Task goal.
Return the count of lines that mention "measurements", with no other words.

Items from a dataset

--- START ---

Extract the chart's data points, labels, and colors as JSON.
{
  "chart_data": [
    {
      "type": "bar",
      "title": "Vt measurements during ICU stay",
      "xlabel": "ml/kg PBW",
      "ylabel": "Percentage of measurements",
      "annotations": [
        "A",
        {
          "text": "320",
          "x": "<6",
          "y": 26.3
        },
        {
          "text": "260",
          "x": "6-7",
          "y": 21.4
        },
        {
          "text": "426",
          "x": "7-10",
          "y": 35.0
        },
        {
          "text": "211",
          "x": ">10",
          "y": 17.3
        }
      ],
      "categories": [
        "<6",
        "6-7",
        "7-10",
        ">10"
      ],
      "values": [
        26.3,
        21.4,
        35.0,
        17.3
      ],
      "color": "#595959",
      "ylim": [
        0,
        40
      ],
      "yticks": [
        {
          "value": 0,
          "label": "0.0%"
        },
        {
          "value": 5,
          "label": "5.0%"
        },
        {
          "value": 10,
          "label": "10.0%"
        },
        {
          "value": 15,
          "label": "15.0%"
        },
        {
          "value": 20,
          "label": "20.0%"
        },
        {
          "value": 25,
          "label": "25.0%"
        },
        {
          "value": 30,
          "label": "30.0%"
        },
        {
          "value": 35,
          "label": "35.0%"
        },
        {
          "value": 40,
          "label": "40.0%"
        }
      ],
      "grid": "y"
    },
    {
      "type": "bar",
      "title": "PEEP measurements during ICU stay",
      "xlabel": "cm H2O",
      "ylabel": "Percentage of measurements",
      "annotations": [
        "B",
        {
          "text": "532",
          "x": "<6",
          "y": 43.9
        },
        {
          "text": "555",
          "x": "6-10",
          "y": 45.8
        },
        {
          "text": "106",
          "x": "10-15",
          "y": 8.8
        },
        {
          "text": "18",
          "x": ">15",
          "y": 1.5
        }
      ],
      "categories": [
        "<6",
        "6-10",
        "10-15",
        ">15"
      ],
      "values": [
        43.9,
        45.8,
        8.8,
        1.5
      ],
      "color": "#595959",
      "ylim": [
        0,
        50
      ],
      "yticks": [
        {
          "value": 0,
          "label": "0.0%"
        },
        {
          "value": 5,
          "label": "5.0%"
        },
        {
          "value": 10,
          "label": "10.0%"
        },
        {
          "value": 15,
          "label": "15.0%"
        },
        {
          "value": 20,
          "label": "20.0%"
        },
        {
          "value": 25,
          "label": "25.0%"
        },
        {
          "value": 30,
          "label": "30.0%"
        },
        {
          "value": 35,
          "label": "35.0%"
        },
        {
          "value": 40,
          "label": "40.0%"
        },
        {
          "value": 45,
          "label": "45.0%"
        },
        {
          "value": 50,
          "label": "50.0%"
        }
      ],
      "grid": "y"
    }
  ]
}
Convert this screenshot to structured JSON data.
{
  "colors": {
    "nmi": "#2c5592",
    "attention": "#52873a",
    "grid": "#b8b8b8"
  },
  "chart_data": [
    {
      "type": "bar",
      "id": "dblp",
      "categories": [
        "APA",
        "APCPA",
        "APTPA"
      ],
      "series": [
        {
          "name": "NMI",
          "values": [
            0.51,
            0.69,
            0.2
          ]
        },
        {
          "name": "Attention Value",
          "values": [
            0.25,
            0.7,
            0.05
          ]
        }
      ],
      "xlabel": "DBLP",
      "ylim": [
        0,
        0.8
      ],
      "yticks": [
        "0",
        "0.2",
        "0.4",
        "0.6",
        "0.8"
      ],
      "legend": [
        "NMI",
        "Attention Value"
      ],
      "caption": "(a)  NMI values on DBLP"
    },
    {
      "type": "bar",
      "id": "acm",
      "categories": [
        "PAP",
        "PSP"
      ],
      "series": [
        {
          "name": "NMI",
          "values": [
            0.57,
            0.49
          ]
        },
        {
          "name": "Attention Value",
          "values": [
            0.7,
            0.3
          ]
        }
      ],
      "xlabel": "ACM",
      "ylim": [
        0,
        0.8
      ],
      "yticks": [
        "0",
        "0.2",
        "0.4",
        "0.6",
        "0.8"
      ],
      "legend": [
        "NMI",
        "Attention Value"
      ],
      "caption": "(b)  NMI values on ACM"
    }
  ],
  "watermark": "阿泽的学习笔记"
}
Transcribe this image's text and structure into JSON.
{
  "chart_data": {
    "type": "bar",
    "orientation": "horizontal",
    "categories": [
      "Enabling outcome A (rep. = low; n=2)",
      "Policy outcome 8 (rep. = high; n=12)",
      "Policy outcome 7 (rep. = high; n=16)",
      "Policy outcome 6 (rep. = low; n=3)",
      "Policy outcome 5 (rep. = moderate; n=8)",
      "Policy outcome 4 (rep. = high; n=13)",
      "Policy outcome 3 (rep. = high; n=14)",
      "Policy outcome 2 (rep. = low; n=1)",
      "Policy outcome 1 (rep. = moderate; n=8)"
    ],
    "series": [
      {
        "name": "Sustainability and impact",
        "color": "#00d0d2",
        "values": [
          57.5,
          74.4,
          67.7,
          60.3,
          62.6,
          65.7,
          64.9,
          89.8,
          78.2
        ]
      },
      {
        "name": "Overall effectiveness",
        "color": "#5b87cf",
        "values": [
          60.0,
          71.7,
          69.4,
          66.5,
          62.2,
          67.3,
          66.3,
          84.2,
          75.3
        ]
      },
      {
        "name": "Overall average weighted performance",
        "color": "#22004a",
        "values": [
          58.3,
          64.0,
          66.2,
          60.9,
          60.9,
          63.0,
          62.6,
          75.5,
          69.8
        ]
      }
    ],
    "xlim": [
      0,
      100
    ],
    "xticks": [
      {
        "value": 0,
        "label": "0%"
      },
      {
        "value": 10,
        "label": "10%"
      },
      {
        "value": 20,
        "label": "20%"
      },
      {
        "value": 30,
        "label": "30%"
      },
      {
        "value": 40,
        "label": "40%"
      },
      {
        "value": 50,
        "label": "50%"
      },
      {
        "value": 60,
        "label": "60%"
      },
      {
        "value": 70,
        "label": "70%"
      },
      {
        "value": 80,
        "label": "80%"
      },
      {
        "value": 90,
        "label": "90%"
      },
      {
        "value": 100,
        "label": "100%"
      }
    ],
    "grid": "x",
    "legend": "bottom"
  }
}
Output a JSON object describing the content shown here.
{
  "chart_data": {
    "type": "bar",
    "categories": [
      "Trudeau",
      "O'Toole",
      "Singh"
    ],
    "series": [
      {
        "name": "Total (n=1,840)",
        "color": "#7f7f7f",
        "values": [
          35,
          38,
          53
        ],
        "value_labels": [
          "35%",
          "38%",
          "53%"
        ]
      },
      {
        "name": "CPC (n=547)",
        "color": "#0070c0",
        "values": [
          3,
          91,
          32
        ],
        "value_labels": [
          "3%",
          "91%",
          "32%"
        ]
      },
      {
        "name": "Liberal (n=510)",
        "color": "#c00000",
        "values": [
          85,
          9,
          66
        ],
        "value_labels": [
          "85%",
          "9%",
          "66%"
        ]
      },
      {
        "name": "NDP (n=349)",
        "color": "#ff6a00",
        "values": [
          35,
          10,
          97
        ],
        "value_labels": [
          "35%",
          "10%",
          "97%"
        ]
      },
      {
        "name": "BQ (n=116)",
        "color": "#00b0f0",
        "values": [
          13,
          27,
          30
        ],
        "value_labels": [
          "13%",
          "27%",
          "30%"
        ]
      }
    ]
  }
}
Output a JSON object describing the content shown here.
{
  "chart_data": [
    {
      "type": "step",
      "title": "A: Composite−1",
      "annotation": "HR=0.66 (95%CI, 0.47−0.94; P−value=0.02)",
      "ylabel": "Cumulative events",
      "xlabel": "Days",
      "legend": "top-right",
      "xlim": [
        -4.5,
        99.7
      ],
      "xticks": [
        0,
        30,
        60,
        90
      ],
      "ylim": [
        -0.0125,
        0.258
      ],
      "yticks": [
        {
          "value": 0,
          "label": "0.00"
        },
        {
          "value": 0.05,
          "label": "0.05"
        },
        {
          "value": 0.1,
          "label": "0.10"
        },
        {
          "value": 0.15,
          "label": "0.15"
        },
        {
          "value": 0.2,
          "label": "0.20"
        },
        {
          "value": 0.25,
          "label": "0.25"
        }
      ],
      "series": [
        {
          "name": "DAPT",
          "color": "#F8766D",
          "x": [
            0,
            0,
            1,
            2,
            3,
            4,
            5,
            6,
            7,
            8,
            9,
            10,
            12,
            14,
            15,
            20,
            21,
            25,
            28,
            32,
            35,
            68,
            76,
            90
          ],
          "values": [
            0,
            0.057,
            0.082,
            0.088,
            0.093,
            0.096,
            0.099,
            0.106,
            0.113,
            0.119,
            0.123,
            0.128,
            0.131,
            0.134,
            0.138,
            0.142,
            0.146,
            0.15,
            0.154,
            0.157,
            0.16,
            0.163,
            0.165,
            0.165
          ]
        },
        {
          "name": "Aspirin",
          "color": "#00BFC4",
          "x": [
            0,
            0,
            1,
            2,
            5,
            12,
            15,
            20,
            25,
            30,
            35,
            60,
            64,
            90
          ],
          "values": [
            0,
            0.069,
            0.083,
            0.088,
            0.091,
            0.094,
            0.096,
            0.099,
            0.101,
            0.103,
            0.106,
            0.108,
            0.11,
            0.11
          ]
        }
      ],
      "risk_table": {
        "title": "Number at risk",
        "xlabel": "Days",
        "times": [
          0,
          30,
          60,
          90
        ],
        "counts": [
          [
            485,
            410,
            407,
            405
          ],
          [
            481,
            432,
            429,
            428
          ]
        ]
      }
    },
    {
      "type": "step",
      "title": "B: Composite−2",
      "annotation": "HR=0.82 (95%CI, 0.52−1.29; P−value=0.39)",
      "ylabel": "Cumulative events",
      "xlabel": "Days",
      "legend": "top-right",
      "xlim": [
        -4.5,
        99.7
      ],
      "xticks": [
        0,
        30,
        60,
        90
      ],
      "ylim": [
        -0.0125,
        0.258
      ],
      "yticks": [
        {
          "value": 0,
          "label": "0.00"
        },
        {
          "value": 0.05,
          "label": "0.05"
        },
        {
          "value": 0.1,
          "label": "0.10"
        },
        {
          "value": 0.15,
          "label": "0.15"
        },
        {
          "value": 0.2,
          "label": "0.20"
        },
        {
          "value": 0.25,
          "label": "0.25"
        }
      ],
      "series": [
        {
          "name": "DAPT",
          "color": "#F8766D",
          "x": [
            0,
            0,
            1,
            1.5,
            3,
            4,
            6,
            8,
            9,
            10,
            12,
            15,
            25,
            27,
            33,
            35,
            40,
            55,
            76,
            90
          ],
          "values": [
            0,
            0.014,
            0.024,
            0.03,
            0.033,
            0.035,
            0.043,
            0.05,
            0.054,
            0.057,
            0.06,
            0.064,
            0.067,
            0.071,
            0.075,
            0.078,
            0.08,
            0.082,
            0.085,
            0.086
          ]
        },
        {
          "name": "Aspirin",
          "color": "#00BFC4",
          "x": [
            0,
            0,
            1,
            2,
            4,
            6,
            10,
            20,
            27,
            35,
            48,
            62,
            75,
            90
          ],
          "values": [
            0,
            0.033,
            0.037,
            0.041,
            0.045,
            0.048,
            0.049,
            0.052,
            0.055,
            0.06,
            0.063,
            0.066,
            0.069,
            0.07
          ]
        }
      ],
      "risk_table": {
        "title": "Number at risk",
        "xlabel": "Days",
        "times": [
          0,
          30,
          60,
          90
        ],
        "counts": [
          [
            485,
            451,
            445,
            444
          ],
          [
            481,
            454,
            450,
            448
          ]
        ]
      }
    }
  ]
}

--- END ---

Exercise solution.
4